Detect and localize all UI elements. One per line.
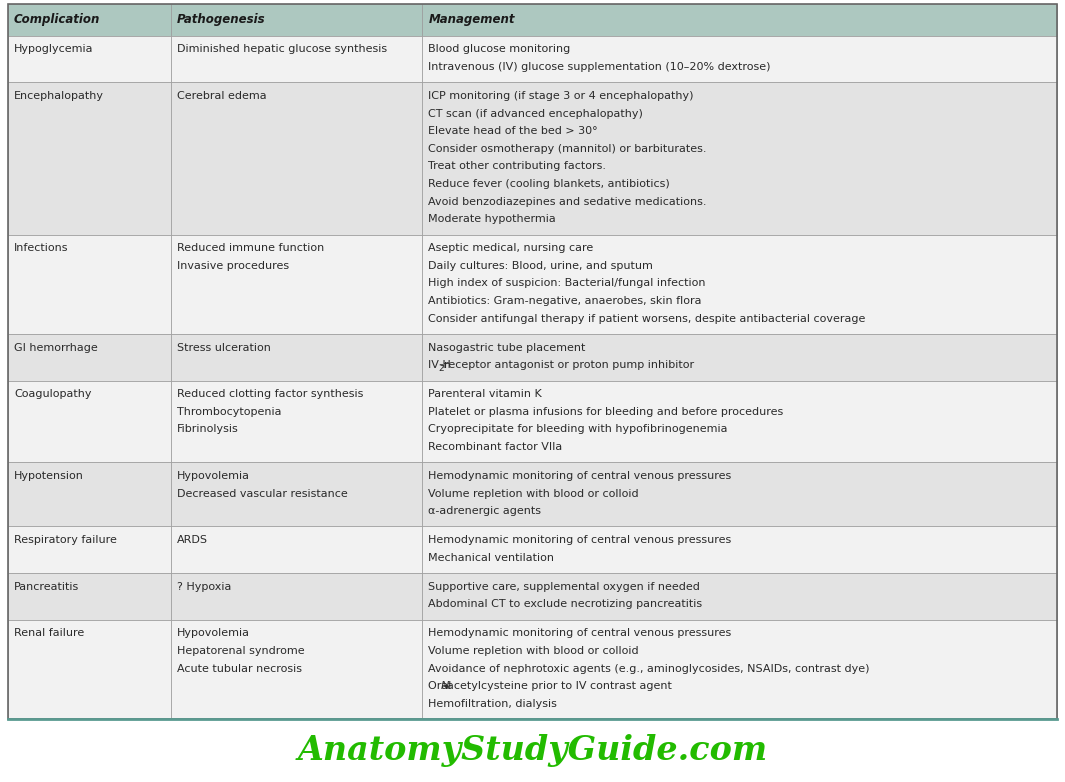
Text: Coagulopathy: Coagulopathy: [14, 389, 92, 399]
Bar: [423, 82, 1056, 235]
Text: GI hemorrhage: GI hemorrhage: [14, 343, 98, 353]
Text: Hypovolemia: Hypovolemia: [177, 628, 249, 638]
Text: Stress ulceration: Stress ulceration: [177, 343, 271, 353]
Text: Complication: Complication: [14, 13, 100, 27]
Text: Oral: Oral: [428, 681, 455, 691]
Bar: [423, 235, 1056, 334]
Bar: [170, 235, 423, 334]
Bar: [9, 462, 170, 526]
Bar: [423, 381, 1056, 462]
Text: ARDS: ARDS: [177, 535, 208, 545]
Text: Reduced clotting factor synthesis: Reduced clotting factor synthesis: [177, 389, 363, 399]
Text: Consider antifungal therapy if patient worsens, despite antibacterial coverage: Consider antifungal therapy if patient w…: [428, 314, 866, 324]
Text: Pancreatitis: Pancreatitis: [14, 582, 79, 592]
Text: Invasive procedures: Invasive procedures: [177, 261, 289, 271]
Text: Pathogenesis: Pathogenesis: [177, 13, 265, 27]
Text: Avoid benzodiazepines and sedative medications.: Avoid benzodiazepines and sedative medic…: [428, 197, 707, 206]
Text: Reduce fever (cooling blankets, antibiotics): Reduce fever (cooling blankets, antibiot…: [428, 179, 670, 189]
Bar: [423, 334, 1056, 381]
Bar: [423, 526, 1056, 573]
Text: -acetylcysteine prior to IV contrast agent: -acetylcysteine prior to IV contrast age…: [443, 681, 672, 691]
Text: Mechanical ventilation: Mechanical ventilation: [428, 553, 555, 563]
Bar: [9, 4, 170, 36]
Bar: [423, 573, 1056, 619]
Bar: [9, 381, 170, 462]
Bar: [9, 334, 170, 381]
Text: Volume repletion with blood or colloid: Volume repletion with blood or colloid: [428, 489, 639, 499]
Bar: [170, 573, 423, 619]
Text: Antibiotics: Gram-negative, anaerobes, skin flora: Antibiotics: Gram-negative, anaerobes, s…: [428, 296, 702, 306]
Bar: [170, 4, 423, 36]
Text: Platelet or plasma infusions for bleeding and before procedures: Platelet or plasma infusions for bleedin…: [428, 407, 784, 417]
Text: Treat other contributing factors.: Treat other contributing factors.: [428, 161, 606, 171]
Bar: [170, 82, 423, 235]
Text: Renal failure: Renal failure: [14, 628, 84, 638]
Text: Supportive care, supplemental oxygen if needed: Supportive care, supplemental oxygen if …: [428, 582, 700, 592]
Text: Management: Management: [428, 13, 514, 27]
Text: Hypotension: Hypotension: [14, 471, 84, 481]
Text: Reduced immune function: Reduced immune function: [177, 243, 324, 253]
Text: Avoidance of nephrotoxic agents (e.g., aminoglycosides, NSAIDs, contrast dye): Avoidance of nephrotoxic agents (e.g., a…: [428, 663, 870, 673]
Text: Parenteral vitamin K: Parenteral vitamin K: [428, 389, 542, 399]
Text: CT scan (if advanced encephalopathy): CT scan (if advanced encephalopathy): [428, 109, 643, 119]
Text: Infections: Infections: [14, 243, 68, 253]
Text: Elevate head of the bed > 30°: Elevate head of the bed > 30°: [428, 126, 597, 136]
Text: Aseptic medical, nursing care: Aseptic medical, nursing care: [428, 243, 593, 253]
Text: Cryoprecipitate for bleeding with hypofibrinogenemia: Cryoprecipitate for bleeding with hypofi…: [428, 425, 727, 435]
Text: 2: 2: [438, 364, 443, 374]
Text: Abdominal CT to exclude necrotizing pancreatitis: Abdominal CT to exclude necrotizing panc…: [428, 599, 703, 609]
Bar: [170, 462, 423, 526]
Bar: [170, 526, 423, 573]
Text: ICP monitoring (if stage 3 or 4 encephalopathy): ICP monitoring (if stage 3 or 4 encephal…: [428, 91, 694, 101]
Text: Hemofiltration, dialysis: Hemofiltration, dialysis: [428, 698, 557, 708]
Text: Intravenous (IV) glucose supplementation (10–20% dextrose): Intravenous (IV) glucose supplementation…: [428, 62, 771, 72]
Bar: [423, 619, 1056, 719]
Text: N: N: [440, 681, 448, 691]
Text: Hepatorenal syndrome: Hepatorenal syndrome: [177, 646, 305, 656]
Text: IV H: IV H: [428, 361, 452, 370]
Text: Cerebral edema: Cerebral edema: [177, 91, 266, 101]
Bar: [423, 4, 1056, 36]
Text: Consider osmotherapy (mannitol) or barbiturates.: Consider osmotherapy (mannitol) or barbi…: [428, 144, 707, 154]
Text: Moderate hypothermia: Moderate hypothermia: [428, 214, 556, 224]
Bar: [9, 526, 170, 573]
Text: -receptor antagonist or proton pump inhibitor: -receptor antagonist or proton pump inhi…: [440, 361, 694, 370]
Bar: [170, 619, 423, 719]
Bar: [9, 619, 170, 719]
Text: α-adrenergic agents: α-adrenergic agents: [428, 506, 541, 516]
Bar: [170, 334, 423, 381]
Text: Hypoglycemia: Hypoglycemia: [14, 45, 94, 55]
Bar: [170, 381, 423, 462]
Text: Blood glucose monitoring: Blood glucose monitoring: [428, 45, 571, 55]
Bar: [9, 36, 170, 82]
Text: Acute tubular necrosis: Acute tubular necrosis: [177, 663, 301, 673]
Text: Hypovolemia: Hypovolemia: [177, 471, 249, 481]
Bar: [423, 36, 1056, 82]
Bar: [9, 235, 170, 334]
Text: AnatomyStudyGuide.com: AnatomyStudyGuide.com: [297, 734, 768, 767]
Bar: [9, 82, 170, 235]
Bar: [170, 36, 423, 82]
Text: Hemodynamic monitoring of central venous pressures: Hemodynamic monitoring of central venous…: [428, 471, 732, 481]
Text: Nasogastric tube placement: Nasogastric tube placement: [428, 343, 586, 353]
Text: Fibrinolysis: Fibrinolysis: [177, 425, 239, 435]
Text: Volume repletion with blood or colloid: Volume repletion with blood or colloid: [428, 646, 639, 656]
Text: ? Hypoxia: ? Hypoxia: [177, 582, 231, 592]
Text: Diminished hepatic glucose synthesis: Diminished hepatic glucose synthesis: [177, 45, 387, 55]
Text: High index of suspicion: Bacterial/fungal infection: High index of suspicion: Bacterial/funga…: [428, 278, 706, 289]
Text: Respiratory failure: Respiratory failure: [14, 535, 117, 545]
Bar: [9, 573, 170, 619]
Text: Daily cultures: Blood, urine, and sputum: Daily cultures: Blood, urine, and sputum: [428, 261, 653, 271]
Bar: [423, 462, 1056, 526]
Text: Hemodynamic monitoring of central venous pressures: Hemodynamic monitoring of central venous…: [428, 628, 732, 638]
Text: Decreased vascular resistance: Decreased vascular resistance: [177, 489, 347, 499]
Text: Hemodynamic monitoring of central venous pressures: Hemodynamic monitoring of central venous…: [428, 535, 732, 545]
Text: Thrombocytopenia: Thrombocytopenia: [177, 407, 281, 417]
Text: Encephalopathy: Encephalopathy: [14, 91, 104, 101]
Text: Recombinant factor VIIa: Recombinant factor VIIa: [428, 442, 562, 452]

• • • • • • •

# [Task details]
Each line above is to be repeated exactly as written; no picture is carried over.

# [Expected answer]
Detect and localize all UI elements. One per line.
Text: Coagulopathy: Coagulopathy: [14, 389, 92, 399]
Bar: [423, 82, 1056, 235]
Text: GI hemorrhage: GI hemorrhage: [14, 343, 98, 353]
Text: Hypovolemia: Hypovolemia: [177, 628, 249, 638]
Text: Stress ulceration: Stress ulceration: [177, 343, 271, 353]
Text: Complication: Complication: [14, 13, 100, 27]
Text: Oral: Oral: [428, 681, 455, 691]
Bar: [423, 235, 1056, 334]
Bar: [170, 235, 423, 334]
Bar: [9, 462, 170, 526]
Bar: [423, 381, 1056, 462]
Text: ARDS: ARDS: [177, 535, 208, 545]
Text: Reduced clotting factor synthesis: Reduced clotting factor synthesis: [177, 389, 363, 399]
Text: Consider antifungal therapy if patient worsens, despite antibacterial coverage: Consider antifungal therapy if patient w…: [428, 314, 866, 324]
Text: Pancreatitis: Pancreatitis: [14, 582, 79, 592]
Text: Invasive procedures: Invasive procedures: [177, 261, 289, 271]
Text: Pathogenesis: Pathogenesis: [177, 13, 265, 27]
Text: Avoid benzodiazepines and sedative medications.: Avoid benzodiazepines and sedative medic…: [428, 197, 707, 206]
Text: Reduce fever (cooling blankets, antibiotics): Reduce fever (cooling blankets, antibiot…: [428, 179, 670, 189]
Bar: [423, 334, 1056, 381]
Bar: [423, 526, 1056, 573]
Text: -acetylcysteine prior to IV contrast agent: -acetylcysteine prior to IV contrast age…: [443, 681, 672, 691]
Text: Mechanical ventilation: Mechanical ventilation: [428, 553, 555, 563]
Bar: [9, 4, 170, 36]
Bar: [423, 573, 1056, 619]
Bar: [9, 381, 170, 462]
Bar: [9, 334, 170, 381]
Text: Volume repletion with blood or colloid: Volume repletion with blood or colloid: [428, 489, 639, 499]
Bar: [170, 573, 423, 619]
Text: Antibiotics: Gram-negative, anaerobes, skin flora: Antibiotics: Gram-negative, anaerobes, s…: [428, 296, 702, 306]
Bar: [170, 4, 423, 36]
Text: Platelet or plasma infusions for bleeding and before procedures: Platelet or plasma infusions for bleedin…: [428, 407, 784, 417]
Text: Treat other contributing factors.: Treat other contributing factors.: [428, 161, 606, 171]
Bar: [170, 82, 423, 235]
Text: Renal failure: Renal failure: [14, 628, 84, 638]
Text: Supportive care, supplemental oxygen if needed: Supportive care, supplemental oxygen if …: [428, 582, 700, 592]
Text: Management: Management: [428, 13, 514, 27]
Text: Hypotension: Hypotension: [14, 471, 84, 481]
Text: Reduced immune function: Reduced immune function: [177, 243, 324, 253]
Text: Avoidance of nephrotoxic agents (e.g., aminoglycosides, NSAIDs, contrast dye): Avoidance of nephrotoxic agents (e.g., a…: [428, 663, 870, 673]
Text: Parenteral vitamin K: Parenteral vitamin K: [428, 389, 542, 399]
Text: CT scan (if advanced encephalopathy): CT scan (if advanced encephalopathy): [428, 109, 643, 119]
Text: Infections: Infections: [14, 243, 68, 253]
Text: Elevate head of the bed > 30°: Elevate head of the bed > 30°: [428, 126, 597, 136]
Text: Aseptic medical, nursing care: Aseptic medical, nursing care: [428, 243, 593, 253]
Text: Cryoprecipitate for bleeding with hypofibrinogenemia: Cryoprecipitate for bleeding with hypofi…: [428, 425, 727, 435]
Text: 2: 2: [438, 364, 443, 374]
Text: Abdominal CT to exclude necrotizing pancreatitis: Abdominal CT to exclude necrotizing panc…: [428, 599, 703, 609]
Bar: [170, 462, 423, 526]
Bar: [170, 526, 423, 573]
Text: ICP monitoring (if stage 3 or 4 encephalopathy): ICP monitoring (if stage 3 or 4 encephal…: [428, 91, 694, 101]
Text: Hemofiltration, dialysis: Hemofiltration, dialysis: [428, 698, 557, 708]
Text: Intravenous (IV) glucose supplementation (10–20% dextrose): Intravenous (IV) glucose supplementation…: [428, 62, 771, 72]
Bar: [423, 619, 1056, 719]
Text: N: N: [440, 681, 448, 691]
Text: Hepatorenal syndrome: Hepatorenal syndrome: [177, 646, 305, 656]
Text: IV H: IV H: [428, 361, 452, 370]
Text: Cerebral edema: Cerebral edema: [177, 91, 266, 101]
Bar: [423, 4, 1056, 36]
Text: Consider osmotherapy (mannitol) or barbiturates.: Consider osmotherapy (mannitol) or barbi…: [428, 144, 707, 154]
Text: Moderate hypothermia: Moderate hypothermia: [428, 214, 556, 224]
Bar: [9, 526, 170, 573]
Text: -receptor antagonist or proton pump inhibitor: -receptor antagonist or proton pump inhi…: [440, 361, 694, 370]
Bar: [170, 619, 423, 719]
Bar: [9, 619, 170, 719]
Text: α-adrenergic agents: α-adrenergic agents: [428, 506, 541, 516]
Bar: [170, 334, 423, 381]
Text: Hypoglycemia: Hypoglycemia: [14, 45, 94, 55]
Bar: [170, 381, 423, 462]
Text: Blood glucose monitoring: Blood glucose monitoring: [428, 45, 571, 55]
Bar: [9, 36, 170, 82]
Text: Acute tubular necrosis: Acute tubular necrosis: [177, 663, 301, 673]
Text: Hypovolemia: Hypovolemia: [177, 471, 249, 481]
Bar: [423, 36, 1056, 82]
Bar: [9, 235, 170, 334]
Text: AnatomyStudyGuide.com: AnatomyStudyGuide.com: [297, 734, 768, 767]
Bar: [9, 82, 170, 235]
Bar: [170, 36, 423, 82]
Text: Hemodynamic monitoring of central venous pressures: Hemodynamic monitoring of central venous…: [428, 471, 732, 481]
Text: Nasogastric tube placement: Nasogastric tube placement: [428, 343, 586, 353]
Text: Fibrinolysis: Fibrinolysis: [177, 425, 239, 435]
Text: Volume repletion with blood or colloid: Volume repletion with blood or colloid: [428, 646, 639, 656]
Text: ? Hypoxia: ? Hypoxia: [177, 582, 231, 592]
Text: Diminished hepatic glucose synthesis: Diminished hepatic glucose synthesis: [177, 45, 387, 55]
Text: High index of suspicion: Bacterial/fungal infection: High index of suspicion: Bacterial/funga…: [428, 278, 706, 289]
Text: Respiratory failure: Respiratory failure: [14, 535, 117, 545]
Bar: [9, 573, 170, 619]
Text: Daily cultures: Blood, urine, and sputum: Daily cultures: Blood, urine, and sputum: [428, 261, 653, 271]
Bar: [423, 462, 1056, 526]
Text: Hemodynamic monitoring of central venous pressures: Hemodynamic monitoring of central venous…: [428, 628, 732, 638]
Text: Decreased vascular resistance: Decreased vascular resistance: [177, 489, 347, 499]
Text: Hemodynamic monitoring of central venous pressures: Hemodynamic monitoring of central venous…: [428, 535, 732, 545]
Text: Thrombocytopenia: Thrombocytopenia: [177, 407, 281, 417]
Text: Encephalopathy: Encephalopathy: [14, 91, 104, 101]
Text: Recombinant factor VIIa: Recombinant factor VIIa: [428, 442, 562, 452]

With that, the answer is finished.